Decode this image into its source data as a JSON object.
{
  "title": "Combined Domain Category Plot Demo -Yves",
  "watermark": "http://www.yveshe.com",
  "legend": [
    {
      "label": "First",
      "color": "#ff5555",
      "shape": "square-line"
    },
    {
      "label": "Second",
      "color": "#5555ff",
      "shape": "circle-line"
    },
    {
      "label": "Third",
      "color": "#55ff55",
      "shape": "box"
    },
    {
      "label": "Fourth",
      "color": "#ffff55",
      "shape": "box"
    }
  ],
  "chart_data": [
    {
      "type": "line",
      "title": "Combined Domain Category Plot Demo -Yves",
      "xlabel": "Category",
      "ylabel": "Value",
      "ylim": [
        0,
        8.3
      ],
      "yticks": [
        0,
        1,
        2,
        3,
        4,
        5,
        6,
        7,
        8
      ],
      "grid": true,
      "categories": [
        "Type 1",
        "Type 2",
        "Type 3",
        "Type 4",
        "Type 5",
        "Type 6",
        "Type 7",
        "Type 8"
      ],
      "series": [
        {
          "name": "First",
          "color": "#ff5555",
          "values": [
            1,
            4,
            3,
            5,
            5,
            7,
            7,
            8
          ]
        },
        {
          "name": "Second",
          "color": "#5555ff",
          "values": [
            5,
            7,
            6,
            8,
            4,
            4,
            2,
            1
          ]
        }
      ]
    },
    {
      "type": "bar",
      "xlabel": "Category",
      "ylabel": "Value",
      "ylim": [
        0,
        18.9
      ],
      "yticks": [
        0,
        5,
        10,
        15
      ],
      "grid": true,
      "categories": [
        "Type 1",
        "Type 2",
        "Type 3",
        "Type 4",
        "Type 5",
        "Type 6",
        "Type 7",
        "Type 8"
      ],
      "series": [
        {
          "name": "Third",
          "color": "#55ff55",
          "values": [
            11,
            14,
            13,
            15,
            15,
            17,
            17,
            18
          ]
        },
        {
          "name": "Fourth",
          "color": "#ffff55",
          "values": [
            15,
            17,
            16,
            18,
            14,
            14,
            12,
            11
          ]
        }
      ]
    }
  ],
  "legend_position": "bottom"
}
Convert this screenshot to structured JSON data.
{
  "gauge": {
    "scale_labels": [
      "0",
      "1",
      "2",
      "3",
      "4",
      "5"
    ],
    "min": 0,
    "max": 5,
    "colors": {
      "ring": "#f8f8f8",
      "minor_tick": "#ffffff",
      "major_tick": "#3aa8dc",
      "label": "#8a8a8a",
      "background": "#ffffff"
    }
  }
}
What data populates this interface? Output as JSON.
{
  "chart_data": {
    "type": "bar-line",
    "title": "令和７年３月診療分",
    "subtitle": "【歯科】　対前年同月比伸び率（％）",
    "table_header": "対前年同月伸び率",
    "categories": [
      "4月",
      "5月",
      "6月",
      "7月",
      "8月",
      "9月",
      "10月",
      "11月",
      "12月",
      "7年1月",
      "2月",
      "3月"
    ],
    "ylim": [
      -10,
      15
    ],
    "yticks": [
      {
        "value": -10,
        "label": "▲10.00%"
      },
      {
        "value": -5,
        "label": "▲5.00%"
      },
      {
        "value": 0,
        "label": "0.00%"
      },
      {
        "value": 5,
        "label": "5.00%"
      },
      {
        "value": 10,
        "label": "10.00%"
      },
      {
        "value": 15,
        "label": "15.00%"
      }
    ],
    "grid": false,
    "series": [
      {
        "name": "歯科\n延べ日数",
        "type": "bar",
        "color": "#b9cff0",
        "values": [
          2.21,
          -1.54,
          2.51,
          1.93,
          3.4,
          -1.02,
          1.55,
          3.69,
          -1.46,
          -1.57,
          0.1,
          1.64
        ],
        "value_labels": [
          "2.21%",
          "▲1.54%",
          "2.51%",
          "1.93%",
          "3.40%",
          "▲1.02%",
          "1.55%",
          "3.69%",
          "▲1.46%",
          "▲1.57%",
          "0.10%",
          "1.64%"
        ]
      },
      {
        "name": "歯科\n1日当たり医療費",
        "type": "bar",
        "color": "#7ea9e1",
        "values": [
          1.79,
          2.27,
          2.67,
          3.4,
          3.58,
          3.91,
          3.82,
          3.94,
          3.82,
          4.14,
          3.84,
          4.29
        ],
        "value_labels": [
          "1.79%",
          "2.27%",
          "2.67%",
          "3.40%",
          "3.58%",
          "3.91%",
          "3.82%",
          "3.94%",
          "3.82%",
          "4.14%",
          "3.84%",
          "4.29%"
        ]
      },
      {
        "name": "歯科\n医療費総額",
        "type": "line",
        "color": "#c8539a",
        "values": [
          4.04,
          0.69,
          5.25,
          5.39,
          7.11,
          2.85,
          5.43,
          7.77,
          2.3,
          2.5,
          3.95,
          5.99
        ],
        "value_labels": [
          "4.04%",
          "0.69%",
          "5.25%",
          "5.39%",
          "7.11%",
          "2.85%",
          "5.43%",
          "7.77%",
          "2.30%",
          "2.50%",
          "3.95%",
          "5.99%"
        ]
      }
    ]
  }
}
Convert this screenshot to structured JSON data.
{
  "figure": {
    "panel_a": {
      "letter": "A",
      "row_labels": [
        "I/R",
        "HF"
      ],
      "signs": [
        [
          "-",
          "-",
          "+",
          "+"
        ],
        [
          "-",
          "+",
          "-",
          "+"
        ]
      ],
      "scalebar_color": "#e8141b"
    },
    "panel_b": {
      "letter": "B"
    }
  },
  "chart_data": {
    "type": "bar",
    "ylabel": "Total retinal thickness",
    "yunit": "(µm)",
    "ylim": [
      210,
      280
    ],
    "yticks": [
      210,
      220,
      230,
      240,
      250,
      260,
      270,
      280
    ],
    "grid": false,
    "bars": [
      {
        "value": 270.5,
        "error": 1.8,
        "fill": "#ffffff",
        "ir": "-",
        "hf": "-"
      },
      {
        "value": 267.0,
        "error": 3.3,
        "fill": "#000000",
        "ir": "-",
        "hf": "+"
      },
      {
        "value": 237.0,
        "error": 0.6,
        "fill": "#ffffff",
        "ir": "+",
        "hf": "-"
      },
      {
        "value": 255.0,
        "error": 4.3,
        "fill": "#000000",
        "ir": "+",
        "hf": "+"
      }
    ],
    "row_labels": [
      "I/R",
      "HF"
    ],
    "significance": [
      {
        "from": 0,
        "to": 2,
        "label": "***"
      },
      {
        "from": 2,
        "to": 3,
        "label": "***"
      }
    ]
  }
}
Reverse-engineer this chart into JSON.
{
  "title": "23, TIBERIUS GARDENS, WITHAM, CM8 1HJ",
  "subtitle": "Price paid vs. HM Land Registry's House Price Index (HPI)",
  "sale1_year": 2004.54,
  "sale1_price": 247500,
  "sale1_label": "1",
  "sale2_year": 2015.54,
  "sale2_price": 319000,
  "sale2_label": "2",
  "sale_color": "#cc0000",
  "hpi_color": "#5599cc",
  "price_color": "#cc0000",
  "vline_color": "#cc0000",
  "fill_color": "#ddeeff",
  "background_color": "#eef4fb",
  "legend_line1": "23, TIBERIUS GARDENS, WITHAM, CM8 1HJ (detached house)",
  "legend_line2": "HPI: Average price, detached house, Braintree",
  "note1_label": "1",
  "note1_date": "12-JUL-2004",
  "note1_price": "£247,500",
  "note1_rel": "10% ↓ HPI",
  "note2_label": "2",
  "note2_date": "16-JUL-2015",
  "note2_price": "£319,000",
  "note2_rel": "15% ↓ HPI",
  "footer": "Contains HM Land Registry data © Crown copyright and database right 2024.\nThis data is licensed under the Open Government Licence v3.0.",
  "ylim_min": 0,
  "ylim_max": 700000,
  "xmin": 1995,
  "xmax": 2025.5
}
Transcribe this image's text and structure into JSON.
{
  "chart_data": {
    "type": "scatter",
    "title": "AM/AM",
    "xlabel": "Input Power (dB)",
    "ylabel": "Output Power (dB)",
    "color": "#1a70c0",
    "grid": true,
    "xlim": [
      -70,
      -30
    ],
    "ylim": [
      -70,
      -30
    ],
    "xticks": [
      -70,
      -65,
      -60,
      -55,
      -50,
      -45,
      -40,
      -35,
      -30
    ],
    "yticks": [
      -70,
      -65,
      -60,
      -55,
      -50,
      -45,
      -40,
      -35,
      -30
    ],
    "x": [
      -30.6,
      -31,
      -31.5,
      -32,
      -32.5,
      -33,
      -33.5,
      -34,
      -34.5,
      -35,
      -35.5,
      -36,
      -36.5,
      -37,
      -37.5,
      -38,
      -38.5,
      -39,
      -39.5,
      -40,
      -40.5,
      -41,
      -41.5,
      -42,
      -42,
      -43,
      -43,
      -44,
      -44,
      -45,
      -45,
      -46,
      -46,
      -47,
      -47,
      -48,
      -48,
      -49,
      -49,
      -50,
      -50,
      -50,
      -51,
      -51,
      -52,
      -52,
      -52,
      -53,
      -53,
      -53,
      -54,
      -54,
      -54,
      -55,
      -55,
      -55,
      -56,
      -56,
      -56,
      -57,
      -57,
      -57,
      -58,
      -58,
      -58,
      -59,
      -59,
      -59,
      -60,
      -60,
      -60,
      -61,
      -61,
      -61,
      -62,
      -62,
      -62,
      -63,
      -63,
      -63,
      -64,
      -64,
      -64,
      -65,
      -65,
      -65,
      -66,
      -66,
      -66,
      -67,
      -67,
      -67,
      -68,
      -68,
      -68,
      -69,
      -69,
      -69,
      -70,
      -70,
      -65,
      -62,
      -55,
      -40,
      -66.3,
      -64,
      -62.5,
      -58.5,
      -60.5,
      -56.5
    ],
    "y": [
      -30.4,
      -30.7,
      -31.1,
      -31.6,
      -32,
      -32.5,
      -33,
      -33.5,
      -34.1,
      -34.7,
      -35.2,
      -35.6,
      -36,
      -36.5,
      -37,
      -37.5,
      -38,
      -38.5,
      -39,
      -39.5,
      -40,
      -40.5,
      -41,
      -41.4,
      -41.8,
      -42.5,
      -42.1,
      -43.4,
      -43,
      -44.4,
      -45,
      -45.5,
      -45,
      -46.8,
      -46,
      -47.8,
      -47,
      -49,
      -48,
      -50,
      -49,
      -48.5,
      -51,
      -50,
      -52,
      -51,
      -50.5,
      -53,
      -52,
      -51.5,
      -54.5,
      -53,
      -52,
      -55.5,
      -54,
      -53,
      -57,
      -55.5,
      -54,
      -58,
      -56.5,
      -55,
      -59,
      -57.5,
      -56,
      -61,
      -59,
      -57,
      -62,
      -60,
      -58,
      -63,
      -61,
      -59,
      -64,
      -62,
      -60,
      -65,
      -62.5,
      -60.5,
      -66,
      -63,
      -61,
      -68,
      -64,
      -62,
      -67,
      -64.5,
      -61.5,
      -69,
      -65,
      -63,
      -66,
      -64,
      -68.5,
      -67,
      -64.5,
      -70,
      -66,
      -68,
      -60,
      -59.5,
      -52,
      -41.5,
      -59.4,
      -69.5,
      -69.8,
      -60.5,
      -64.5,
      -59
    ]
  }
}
-.-.-
* [PROBLEM STATEMENT] Look over the listing. Pull out every line with the string "detached" in it.

* [RESPONSE FOR THIS EXERCISE]
  "legend_line1": "23, TIBERIUS GARDENS, WITHAM, CM8 1HJ (detached house)",
  "legend_line2": "HPI: Average price, detached house, Braintree",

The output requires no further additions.